— start Records for this task —

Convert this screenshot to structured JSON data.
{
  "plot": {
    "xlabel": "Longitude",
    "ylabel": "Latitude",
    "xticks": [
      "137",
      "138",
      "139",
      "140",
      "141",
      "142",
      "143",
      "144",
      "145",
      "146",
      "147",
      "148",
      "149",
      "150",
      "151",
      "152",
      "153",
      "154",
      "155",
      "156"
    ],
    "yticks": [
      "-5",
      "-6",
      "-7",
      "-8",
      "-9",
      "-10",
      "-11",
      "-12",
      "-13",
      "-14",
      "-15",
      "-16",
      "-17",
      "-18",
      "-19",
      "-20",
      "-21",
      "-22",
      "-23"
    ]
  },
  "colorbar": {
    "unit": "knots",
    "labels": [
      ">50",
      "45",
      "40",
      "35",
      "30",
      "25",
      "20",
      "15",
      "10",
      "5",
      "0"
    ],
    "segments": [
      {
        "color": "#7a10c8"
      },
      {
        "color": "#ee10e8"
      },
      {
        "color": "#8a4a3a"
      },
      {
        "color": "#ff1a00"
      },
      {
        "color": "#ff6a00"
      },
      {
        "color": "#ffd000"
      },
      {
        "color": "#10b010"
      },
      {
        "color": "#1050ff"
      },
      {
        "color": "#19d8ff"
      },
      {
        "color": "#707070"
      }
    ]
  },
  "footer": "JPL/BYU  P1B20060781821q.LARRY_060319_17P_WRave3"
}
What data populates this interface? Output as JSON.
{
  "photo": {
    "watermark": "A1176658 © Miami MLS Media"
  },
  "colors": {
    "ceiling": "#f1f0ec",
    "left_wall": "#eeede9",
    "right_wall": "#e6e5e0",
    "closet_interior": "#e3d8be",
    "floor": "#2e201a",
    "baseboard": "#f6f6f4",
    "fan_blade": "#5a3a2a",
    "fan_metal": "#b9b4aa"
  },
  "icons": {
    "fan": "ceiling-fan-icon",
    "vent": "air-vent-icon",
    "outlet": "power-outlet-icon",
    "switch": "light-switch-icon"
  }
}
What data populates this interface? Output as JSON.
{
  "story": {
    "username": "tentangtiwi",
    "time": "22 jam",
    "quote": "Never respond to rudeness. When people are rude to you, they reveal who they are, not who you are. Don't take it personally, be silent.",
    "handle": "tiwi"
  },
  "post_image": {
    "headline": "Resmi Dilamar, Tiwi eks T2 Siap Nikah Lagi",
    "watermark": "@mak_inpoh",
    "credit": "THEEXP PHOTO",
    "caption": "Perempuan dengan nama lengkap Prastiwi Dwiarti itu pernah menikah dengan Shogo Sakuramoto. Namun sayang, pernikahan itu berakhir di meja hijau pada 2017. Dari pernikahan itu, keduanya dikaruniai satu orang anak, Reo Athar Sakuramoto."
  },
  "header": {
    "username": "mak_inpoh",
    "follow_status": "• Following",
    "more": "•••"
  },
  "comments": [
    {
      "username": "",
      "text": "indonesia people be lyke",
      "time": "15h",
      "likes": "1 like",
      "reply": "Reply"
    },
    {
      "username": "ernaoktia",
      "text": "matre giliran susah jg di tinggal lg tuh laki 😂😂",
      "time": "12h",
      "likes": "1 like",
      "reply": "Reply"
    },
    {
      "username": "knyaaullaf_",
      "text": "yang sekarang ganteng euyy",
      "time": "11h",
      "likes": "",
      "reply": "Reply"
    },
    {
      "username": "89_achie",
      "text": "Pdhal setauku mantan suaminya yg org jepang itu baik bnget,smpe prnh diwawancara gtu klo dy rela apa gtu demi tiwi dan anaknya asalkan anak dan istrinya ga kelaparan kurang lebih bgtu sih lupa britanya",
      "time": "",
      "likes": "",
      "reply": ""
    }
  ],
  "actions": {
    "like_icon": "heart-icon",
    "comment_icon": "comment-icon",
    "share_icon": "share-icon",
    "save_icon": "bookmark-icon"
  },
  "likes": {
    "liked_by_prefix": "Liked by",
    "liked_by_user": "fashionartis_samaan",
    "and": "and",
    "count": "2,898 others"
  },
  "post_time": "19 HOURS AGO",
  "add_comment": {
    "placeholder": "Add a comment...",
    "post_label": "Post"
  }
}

— end Records for this task —

*Task details*.
Copy out each line above, character for character.

*Answer to the exercise*.
Convert this screenshot to structured JSON data.
{
  "plot": {
    "xlabel": "Longitude",
    "ylabel": "Latitude",
    "xticks": [
      "137",
      "138",
      "139",
      "140",
      "141",
      "142",
      "143",
      "144",
      "145",
      "146",
      "147",
      "148",
      "149",
      "150",
      "151",
      "152",
      "153",
      "154",
      "155",
      "156"
    ],
    "yticks": [
      "-5",
      "-6",
      "-7",
      "-8",
      "-9",
      "-10",
      "-11",
      "-12",
      "-13",
      "-14",
      "-15",
      "-16",
      "-17",
      "-18",
      "-19",
      "-20",
      "-21",
      "-22",
      "-23"
    ]
  },
  "colorbar": {
    "unit": "knots",
    "labels": [
      ">50",
      "45",
      "40",
      "35",
      "30",
      "25",
      "20",
      "15",
      "10",
      "5",
      "0"
    ],
    "segments": [
      {
        "color": "#7a10c8"
      },
      {
        "color": "#ee10e8"
      },
      {
        "color": "#8a4a3a"
      },
      {
        "color": "#ff1a00"
      },
      {
        "color": "#ff6a00"
      },
      {
        "color": "#ffd000"
      },
      {
        "color": "#10b010"
      },
      {
        "color": "#1050ff"
      },
      {
        "color": "#19d8ff"
      },
      {
        "color": "#707070"
      }
    ]
  },
  "footer": "JPL/BYU  P1B20060781821q.LARRY_060319_17P_WRave3"
}
What data populates this interface? Output as JSON.
{
  "photo": {
    "watermark": "A1176658 © Miami MLS Media"
  },
  "colors": {
    "ceiling": "#f1f0ec",
    "left_wall": "#eeede9",
    "right_wall": "#e6e5e0",
    "closet_interior": "#e3d8be",
    "floor": "#2e201a",
    "baseboard": "#f6f6f4",
    "fan_blade": "#5a3a2a",
    "fan_metal": "#b9b4aa"
  },
  "icons": {
    "fan": "ceiling-fan-icon",
    "vent": "air-vent-icon",
    "outlet": "power-outlet-icon",
    "switch": "light-switch-icon"
  }
}
What data populates this interface? Output as JSON.
{
  "story": {
    "username": "tentangtiwi",
    "time": "22 jam",
    "quote": "Never respond to rudeness. When people are rude to you, they reveal who they are, not who you are. Don't take it personally, be silent.",
    "handle": "tiwi"
  },
  "post_image": {
    "headline": "Resmi Dilamar, Tiwi eks T2 Siap Nikah Lagi",
    "watermark": "@mak_inpoh",
    "credit": "THEEXP PHOTO",
    "caption": "Perempuan dengan nama lengkap Prastiwi Dwiarti itu pernah menikah dengan Shogo Sakuramoto. Namun sayang, pernikahan itu berakhir di meja hijau pada 2017. Dari pernikahan itu, keduanya dikaruniai satu orang anak, Reo Athar Sakuramoto."
  },
  "header": {
    "username": "mak_inpoh",
    "follow_status": "• Following",
    "more": "•••"
  },
  "comments": [
    {
      "username": "",
      "text": "indonesia people be lyke",
      "time": "15h",
      "likes": "1 like",
      "reply": "Reply"
    },
    {
      "username": "ernaoktia",
      "text": "matre giliran susah jg di tinggal lg tuh laki 😂😂",
      "time": "12h",
      "likes": "1 like",
      "reply": "Reply"
    },
    {
      "username": "knyaaullaf_",
      "text": "yang sekarang ganteng euyy",
      "time": "11h",
      "likes": "",
      "reply": "Reply"
    },
    {
      "username": "89_achie",
      "text": "Pdhal setauku mantan suaminya yg org jepang itu baik bnget,smpe prnh diwawancara gtu klo dy rela apa gtu demi tiwi dan anaknya asalkan anak dan istrinya ga kelaparan kurang lebih bgtu sih lupa britanya",
      "time": "",
      "likes": "",
      "reply": ""
    }
  ],
  "actions": {
    "like_icon": "heart-icon",
    "comment_icon": "comment-icon",
    "share_icon": "share-icon",
    "save_icon": "bookmark-icon"
  },
  "likes": {
    "liked_by_prefix": "Liked by",
    "liked_by_user": "fashionartis_samaan",
    "and": "and",
    "count": "2,898 others"
  },
  "post_time": "19 HOURS AGO",
  "add_comment": {
    "placeholder": "Add a comment...",
    "post_label": "Post"
  }
}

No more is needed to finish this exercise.